• _EXERCISE GOAL_: Below are entries. Pull out all lines containing "ตอนน".

Data records

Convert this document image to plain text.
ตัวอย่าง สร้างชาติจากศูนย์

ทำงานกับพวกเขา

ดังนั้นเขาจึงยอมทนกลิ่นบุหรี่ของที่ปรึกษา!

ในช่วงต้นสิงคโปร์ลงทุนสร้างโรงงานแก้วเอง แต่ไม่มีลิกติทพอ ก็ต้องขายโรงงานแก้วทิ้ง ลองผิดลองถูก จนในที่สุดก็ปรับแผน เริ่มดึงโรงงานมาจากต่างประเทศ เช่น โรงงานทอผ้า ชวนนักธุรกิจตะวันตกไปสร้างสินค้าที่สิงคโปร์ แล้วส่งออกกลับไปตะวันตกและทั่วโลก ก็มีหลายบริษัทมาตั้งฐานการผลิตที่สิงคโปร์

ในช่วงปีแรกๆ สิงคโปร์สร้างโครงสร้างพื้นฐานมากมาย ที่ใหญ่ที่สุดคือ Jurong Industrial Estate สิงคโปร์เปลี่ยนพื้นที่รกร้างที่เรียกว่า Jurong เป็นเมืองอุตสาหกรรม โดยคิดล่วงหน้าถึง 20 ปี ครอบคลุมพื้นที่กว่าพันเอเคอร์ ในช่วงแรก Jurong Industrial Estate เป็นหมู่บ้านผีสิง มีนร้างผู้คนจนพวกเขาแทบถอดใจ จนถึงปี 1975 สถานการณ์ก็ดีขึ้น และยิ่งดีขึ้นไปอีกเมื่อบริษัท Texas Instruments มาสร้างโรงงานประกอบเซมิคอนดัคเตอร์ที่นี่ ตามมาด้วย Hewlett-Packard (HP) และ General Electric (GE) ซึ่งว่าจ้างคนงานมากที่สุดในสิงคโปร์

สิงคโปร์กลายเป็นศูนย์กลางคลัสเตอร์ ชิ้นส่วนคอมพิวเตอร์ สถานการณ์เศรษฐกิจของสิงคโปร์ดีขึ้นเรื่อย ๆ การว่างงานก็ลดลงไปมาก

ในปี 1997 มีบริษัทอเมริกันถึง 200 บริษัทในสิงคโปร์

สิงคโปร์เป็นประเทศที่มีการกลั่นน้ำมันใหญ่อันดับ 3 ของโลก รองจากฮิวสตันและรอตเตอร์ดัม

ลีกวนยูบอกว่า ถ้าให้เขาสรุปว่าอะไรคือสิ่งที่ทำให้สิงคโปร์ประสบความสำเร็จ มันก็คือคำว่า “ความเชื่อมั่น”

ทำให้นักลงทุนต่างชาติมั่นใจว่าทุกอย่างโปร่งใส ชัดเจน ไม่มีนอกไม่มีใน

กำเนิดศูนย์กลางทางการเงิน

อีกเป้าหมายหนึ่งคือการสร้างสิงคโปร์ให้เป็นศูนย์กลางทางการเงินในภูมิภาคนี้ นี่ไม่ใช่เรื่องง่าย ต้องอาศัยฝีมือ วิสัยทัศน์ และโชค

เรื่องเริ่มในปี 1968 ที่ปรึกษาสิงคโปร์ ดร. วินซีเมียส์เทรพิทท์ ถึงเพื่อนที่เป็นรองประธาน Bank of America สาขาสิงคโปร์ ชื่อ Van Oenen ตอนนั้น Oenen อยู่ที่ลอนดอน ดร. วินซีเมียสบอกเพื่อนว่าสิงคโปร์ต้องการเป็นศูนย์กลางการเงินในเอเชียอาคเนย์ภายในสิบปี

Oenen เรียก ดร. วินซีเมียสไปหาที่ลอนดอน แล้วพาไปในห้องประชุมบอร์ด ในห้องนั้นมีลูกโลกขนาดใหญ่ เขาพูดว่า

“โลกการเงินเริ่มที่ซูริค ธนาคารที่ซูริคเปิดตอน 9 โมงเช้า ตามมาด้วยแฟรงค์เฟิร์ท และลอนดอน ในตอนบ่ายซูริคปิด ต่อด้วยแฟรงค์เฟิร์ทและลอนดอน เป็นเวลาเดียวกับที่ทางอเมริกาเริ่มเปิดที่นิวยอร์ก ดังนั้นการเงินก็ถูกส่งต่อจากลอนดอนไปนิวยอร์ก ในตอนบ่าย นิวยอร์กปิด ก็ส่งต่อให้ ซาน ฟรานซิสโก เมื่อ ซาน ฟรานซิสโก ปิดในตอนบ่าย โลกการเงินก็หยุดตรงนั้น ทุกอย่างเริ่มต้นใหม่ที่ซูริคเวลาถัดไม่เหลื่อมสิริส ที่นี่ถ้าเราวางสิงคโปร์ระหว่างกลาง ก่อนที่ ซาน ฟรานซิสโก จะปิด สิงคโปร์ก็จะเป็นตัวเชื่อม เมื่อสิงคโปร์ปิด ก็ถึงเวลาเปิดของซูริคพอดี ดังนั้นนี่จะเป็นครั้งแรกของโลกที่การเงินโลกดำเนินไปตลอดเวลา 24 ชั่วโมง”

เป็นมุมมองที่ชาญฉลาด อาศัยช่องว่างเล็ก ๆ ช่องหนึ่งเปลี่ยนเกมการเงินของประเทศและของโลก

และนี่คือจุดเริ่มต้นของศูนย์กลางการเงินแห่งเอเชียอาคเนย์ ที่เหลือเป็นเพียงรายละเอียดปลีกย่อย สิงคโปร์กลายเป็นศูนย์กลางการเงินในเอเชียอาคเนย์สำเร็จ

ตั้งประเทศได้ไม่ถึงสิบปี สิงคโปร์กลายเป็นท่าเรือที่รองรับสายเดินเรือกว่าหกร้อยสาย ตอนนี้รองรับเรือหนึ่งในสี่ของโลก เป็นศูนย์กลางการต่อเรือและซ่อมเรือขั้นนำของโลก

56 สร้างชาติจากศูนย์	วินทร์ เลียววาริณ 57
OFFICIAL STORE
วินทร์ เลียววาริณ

...

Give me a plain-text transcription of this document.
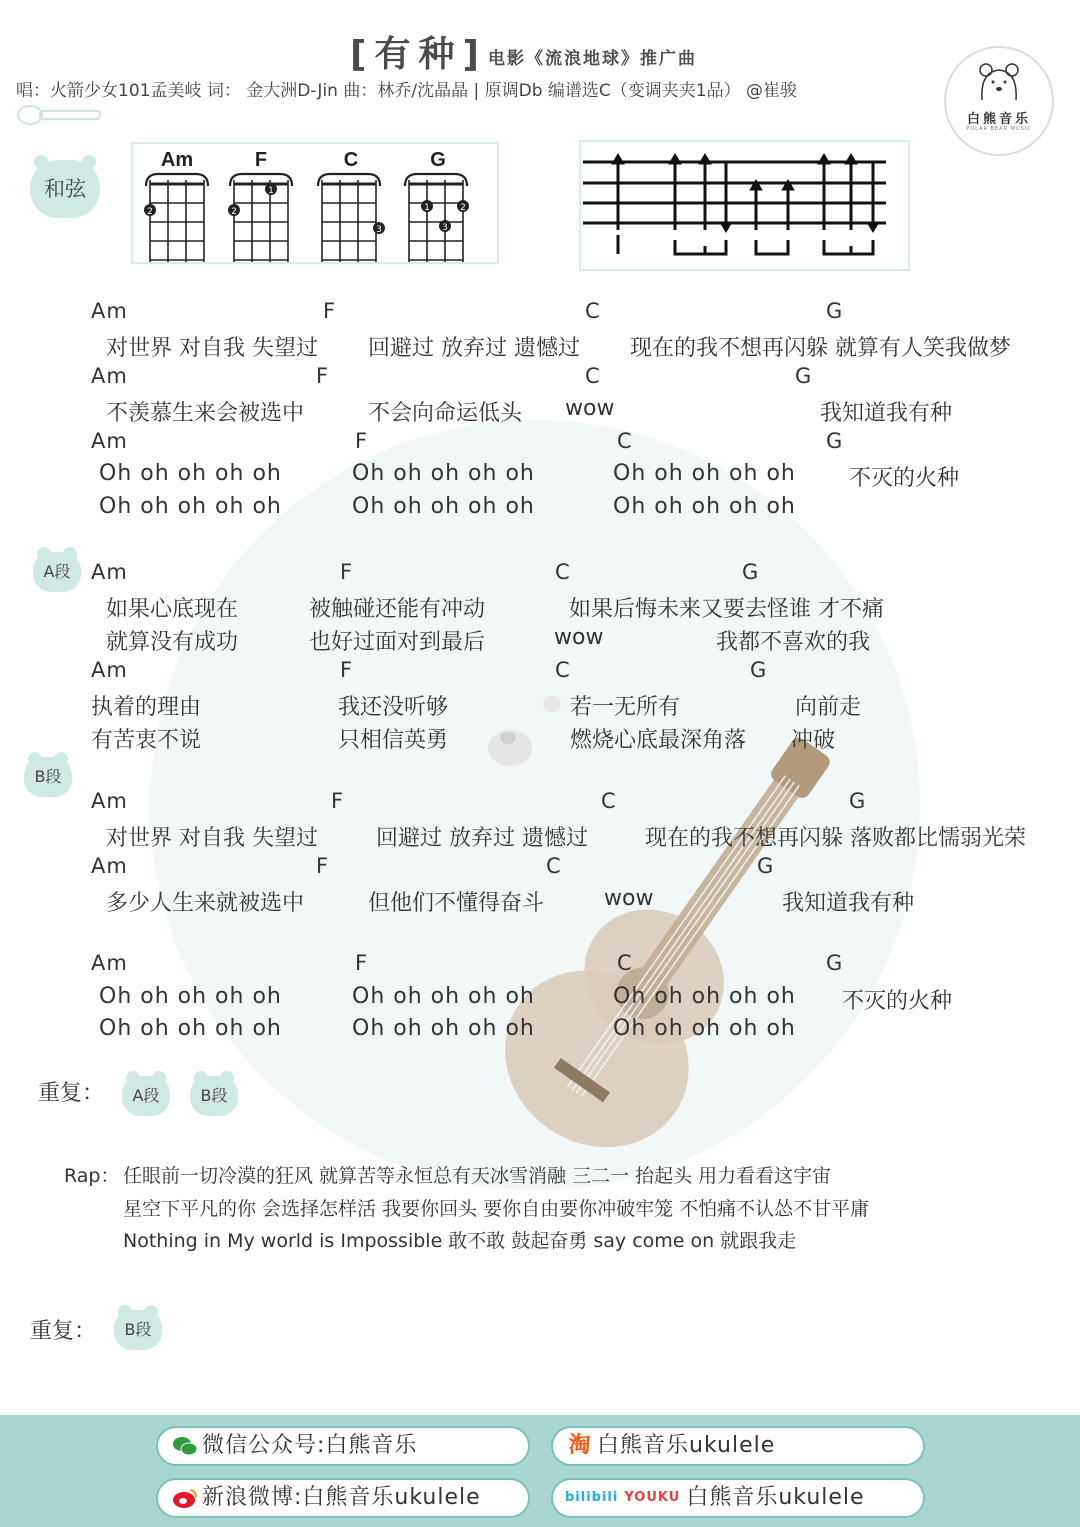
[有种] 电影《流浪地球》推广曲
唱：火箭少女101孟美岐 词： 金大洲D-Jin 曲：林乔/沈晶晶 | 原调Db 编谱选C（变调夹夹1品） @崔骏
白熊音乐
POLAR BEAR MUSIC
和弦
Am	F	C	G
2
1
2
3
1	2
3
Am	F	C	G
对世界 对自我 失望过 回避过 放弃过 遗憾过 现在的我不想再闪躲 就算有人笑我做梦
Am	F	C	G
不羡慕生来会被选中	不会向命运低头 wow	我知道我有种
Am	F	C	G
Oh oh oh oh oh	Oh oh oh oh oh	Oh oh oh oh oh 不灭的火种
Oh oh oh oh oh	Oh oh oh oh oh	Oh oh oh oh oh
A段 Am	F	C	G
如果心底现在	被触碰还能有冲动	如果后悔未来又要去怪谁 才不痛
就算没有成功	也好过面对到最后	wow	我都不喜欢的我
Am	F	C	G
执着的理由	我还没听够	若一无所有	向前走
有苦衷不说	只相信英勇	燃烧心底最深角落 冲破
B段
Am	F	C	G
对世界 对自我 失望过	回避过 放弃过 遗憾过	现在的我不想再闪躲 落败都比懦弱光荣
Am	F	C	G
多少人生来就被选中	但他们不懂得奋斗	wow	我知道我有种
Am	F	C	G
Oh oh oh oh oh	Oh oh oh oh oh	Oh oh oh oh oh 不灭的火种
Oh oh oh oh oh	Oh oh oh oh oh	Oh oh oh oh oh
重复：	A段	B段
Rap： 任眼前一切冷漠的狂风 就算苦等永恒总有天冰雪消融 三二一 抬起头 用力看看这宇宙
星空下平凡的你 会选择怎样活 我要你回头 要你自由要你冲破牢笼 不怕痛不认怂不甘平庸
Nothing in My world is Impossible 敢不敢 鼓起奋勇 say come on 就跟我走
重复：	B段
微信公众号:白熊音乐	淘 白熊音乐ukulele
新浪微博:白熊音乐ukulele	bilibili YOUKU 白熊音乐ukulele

• _RESULT FOR THIS EXERCISE_:
เรื่องเริ่มในปี 1968 ที่ปรึกษาสิงคโปร์ ดร. วินซีเมียส์เทรพิทท์ ถึงเพื่อนที่เป็นรองประธาน Bank of America สาขาสิงคโปร์ ชื่อ Van Oenen ตอนนั้น Oenen อยู่ที่ลอนดอน ดร. วินซีเมียสบอกเพื่อนว่าสิงคโปร์ต้องการเป็นศูนย์กลางการเงินในเอเชียอาคเนย์ภายในสิบปี
ตั้งประเทศได้ไม่ถึงสิบปี สิงคโปร์กลายเป็นท่าเรือที่รองรับสายเดินเรือกว่าหกร้อยสาย ตอนนี้รองรับเรือหนึ่งในสี่ของโลก เป็นศูนย์กลางการต่อเรือและซ่อมเรือขั้นนำของโลก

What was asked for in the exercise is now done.